**PASSAGE GIVEN:**
******
Danielle: Your ATS still serves a tremendous purpose. You can still house the candidates in the ATS. You can still have a lot of your integrations, like your background checks and your assessments if you still want to use those integrated with your existing system, but this is a smart layer that would go on top of your ATS or your CRM to basically do a lot of the work that your recruiters are doing manually and take it now from your first touchpoint to the first day. That, to me, is really beautiful.
Announcer: We'll get back to the interview in a minute, but first we have a question for Andy Katz, COO of Nexxt.
Joel: What kinds of companies should be leveraging programmatic?
Andy Katz: Every Fortune 1000 company out to anybody with extreme volume of jobs. You're recruiting for 20 positions a year. You don't need programmatic. You can go to a recruitment marketing agency or a job board and do a direct email with your company only you're not in with another 20 companies in a job alert or you're not just on a career site or a job board.
Andy Katz: You can do banner advertising by premium placements. Where programmatic again is one piece of the puzzle, it's not going to ever be the end all, be all. And I do believe all the programmatic platforms out there have ancillary services to support that, knowing that you can't just survive on a one-trick pony.
******
Dataset excerpt
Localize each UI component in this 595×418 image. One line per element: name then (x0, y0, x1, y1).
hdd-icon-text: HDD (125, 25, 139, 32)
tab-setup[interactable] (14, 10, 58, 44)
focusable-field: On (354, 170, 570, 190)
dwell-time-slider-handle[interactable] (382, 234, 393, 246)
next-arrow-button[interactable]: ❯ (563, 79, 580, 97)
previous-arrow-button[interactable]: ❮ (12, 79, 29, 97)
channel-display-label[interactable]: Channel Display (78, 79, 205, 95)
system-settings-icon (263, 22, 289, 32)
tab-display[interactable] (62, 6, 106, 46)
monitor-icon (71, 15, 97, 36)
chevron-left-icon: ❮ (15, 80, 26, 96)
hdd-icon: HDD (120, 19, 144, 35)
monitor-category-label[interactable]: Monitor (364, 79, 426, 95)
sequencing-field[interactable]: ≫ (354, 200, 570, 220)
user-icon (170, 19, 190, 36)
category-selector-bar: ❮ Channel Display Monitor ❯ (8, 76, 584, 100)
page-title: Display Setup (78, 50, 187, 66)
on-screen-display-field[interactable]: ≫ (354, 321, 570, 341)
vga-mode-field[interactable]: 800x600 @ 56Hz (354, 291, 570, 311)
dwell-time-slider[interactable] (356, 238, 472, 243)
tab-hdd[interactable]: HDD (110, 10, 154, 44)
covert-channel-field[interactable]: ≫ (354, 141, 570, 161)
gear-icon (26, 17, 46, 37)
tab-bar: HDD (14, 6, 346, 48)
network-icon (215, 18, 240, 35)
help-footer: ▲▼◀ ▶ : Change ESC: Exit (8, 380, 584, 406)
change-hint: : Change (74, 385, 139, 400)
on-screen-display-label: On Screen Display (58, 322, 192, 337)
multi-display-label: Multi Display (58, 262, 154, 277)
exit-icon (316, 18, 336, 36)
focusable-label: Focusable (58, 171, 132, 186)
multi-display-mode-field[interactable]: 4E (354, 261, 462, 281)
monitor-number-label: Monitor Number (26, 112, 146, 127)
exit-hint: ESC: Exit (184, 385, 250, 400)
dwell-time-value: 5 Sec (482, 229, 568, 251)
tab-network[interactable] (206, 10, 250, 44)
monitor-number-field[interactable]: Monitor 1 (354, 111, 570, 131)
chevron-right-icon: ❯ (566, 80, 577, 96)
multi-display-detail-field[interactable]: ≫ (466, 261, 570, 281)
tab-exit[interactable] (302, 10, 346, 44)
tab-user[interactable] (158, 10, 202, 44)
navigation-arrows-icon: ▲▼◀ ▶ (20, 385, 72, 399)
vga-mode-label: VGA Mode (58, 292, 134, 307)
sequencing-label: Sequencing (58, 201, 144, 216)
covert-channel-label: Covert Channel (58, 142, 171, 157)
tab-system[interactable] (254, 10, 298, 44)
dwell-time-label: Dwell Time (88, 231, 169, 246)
******
**REQUIRED TASK:**
Repeat word for word the part of the recruiting transcript that begins at "Danielle: Your ATS" and stops after "is really beautiful.".

**SOLUTION FOR THIS EXERCISE:**
Danielle: Your ATS still serves a tremendous purpose. You can still house the candidates in the ATS. You can still have a lot of your integrations, like your background checks and your assessments if you still want to use those integrated with your existing system, but this is a smart layer that would go on top of your ATS or your CRM to basically do a lot of the work that your recruiters are doing manually and take it now from your first touchpoint to the first day. That, to me, is really beautiful.